Challenge: Pick out the lines in the listing below that contain the word "name" and copy them.

Material for this exercise:
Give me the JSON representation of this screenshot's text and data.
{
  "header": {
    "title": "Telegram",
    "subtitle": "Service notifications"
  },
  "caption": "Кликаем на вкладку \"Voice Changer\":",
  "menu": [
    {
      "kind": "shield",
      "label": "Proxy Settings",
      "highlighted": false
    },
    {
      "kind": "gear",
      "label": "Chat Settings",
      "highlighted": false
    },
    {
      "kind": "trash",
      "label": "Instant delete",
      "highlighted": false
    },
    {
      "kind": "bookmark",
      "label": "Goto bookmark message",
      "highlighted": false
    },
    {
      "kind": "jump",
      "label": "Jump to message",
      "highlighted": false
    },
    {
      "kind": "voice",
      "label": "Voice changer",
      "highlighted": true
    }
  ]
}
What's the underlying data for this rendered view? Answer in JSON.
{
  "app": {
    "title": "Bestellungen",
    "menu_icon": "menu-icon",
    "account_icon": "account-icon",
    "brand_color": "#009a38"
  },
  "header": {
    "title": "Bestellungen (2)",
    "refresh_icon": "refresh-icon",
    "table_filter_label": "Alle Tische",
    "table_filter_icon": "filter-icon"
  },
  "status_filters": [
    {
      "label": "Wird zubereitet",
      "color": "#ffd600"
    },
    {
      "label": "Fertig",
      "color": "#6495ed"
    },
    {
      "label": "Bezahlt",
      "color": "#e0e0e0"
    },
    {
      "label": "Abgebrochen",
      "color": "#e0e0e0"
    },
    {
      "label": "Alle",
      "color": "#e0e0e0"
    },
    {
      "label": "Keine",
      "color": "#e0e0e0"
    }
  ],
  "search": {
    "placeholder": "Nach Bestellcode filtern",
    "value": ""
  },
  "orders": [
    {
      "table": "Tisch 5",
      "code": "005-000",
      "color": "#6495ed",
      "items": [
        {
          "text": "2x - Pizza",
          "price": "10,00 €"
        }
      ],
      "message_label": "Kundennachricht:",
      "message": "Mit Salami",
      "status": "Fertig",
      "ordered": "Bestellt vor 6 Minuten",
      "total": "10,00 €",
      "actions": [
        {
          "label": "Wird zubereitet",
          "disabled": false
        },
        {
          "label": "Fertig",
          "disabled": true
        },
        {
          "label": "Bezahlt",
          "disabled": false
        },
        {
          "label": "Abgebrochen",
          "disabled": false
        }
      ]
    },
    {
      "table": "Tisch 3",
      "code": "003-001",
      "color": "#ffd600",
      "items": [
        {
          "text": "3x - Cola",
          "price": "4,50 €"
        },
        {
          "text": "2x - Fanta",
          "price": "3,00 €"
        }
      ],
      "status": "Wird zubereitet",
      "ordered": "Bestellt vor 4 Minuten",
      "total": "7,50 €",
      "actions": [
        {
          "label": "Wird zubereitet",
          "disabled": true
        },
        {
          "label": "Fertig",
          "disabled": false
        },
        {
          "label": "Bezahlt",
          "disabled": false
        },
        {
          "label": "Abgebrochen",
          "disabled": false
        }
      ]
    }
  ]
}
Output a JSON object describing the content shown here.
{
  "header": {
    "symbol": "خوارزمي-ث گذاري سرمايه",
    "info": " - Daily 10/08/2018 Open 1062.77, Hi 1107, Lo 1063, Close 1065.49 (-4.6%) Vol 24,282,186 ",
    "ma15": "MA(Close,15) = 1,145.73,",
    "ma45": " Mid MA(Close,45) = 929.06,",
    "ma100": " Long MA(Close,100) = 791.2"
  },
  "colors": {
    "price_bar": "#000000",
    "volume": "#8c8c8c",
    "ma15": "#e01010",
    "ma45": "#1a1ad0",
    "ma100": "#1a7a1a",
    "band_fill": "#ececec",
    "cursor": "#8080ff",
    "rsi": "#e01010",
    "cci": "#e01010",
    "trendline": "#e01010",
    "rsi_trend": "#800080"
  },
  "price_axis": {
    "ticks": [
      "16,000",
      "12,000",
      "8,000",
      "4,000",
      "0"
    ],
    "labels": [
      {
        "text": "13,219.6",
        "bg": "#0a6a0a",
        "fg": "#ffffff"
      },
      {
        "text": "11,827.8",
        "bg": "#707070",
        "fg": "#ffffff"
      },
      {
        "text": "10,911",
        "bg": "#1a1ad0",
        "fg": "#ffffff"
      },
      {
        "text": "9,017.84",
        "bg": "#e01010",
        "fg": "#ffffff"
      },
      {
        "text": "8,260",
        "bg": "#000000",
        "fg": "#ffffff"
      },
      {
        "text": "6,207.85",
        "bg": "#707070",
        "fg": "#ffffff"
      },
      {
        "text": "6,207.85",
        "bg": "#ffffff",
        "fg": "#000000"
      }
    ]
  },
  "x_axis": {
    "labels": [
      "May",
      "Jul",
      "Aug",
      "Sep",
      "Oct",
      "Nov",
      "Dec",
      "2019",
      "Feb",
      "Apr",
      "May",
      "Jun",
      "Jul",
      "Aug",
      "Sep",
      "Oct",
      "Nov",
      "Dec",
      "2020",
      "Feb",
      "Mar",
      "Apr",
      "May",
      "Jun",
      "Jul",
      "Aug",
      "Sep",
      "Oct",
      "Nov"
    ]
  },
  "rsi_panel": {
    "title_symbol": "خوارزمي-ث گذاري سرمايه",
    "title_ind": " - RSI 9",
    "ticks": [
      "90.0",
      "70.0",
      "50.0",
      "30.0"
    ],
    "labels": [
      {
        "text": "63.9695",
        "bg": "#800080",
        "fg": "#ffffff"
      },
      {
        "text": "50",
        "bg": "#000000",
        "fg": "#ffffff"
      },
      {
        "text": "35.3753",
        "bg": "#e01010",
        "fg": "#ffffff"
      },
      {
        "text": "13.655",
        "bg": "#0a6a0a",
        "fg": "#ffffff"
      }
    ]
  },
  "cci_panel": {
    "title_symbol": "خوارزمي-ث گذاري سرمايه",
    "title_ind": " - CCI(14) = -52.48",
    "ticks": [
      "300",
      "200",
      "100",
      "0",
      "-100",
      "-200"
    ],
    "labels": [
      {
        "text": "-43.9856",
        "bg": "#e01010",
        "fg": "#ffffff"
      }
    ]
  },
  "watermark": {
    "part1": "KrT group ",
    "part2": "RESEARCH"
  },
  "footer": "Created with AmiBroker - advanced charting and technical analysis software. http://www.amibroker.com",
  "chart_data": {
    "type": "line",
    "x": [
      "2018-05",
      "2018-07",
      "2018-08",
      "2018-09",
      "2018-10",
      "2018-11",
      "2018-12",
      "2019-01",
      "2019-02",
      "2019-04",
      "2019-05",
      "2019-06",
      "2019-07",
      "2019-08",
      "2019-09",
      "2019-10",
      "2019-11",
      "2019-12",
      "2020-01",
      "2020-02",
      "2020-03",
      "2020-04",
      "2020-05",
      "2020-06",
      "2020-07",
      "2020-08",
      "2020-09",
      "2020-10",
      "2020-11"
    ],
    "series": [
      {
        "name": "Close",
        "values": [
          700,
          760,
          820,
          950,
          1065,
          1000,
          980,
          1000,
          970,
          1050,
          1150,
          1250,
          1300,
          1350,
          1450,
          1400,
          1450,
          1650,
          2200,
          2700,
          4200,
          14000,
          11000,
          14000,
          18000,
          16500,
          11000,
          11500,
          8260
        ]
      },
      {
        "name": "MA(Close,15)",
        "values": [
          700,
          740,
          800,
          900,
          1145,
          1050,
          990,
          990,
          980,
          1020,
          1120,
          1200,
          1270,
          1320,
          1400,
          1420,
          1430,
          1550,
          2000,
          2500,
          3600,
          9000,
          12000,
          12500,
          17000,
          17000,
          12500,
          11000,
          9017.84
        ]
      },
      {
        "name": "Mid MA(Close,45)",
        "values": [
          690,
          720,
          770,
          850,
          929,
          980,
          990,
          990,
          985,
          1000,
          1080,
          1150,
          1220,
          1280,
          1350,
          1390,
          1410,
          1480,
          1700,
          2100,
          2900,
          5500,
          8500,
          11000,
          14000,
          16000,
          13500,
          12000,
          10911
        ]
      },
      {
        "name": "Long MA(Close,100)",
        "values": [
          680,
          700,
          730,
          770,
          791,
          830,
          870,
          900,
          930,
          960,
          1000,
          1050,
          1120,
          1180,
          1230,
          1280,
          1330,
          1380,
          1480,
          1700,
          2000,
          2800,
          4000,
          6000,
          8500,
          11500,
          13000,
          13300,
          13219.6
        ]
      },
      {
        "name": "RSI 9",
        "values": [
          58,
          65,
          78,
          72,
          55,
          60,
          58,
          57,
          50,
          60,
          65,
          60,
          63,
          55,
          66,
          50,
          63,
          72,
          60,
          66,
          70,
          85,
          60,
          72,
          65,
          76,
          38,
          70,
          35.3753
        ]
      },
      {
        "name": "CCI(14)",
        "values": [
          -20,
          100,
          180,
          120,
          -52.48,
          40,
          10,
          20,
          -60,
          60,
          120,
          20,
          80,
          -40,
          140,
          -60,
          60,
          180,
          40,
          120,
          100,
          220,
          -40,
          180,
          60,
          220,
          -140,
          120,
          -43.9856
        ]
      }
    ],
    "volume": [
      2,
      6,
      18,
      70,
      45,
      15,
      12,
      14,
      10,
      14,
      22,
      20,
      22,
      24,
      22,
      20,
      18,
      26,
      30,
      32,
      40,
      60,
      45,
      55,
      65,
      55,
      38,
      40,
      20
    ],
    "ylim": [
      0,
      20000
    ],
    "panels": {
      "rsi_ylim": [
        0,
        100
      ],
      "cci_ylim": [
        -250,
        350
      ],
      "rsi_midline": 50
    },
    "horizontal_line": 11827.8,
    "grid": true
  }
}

Task solution:
        "name": "Close",
        "name": "MA(Close,15)",
        "name": "Mid MA(Close,45)",
        "name": "Long MA(Close,100)",
        "name": "RSI 9",
        "name": "CCI(14)",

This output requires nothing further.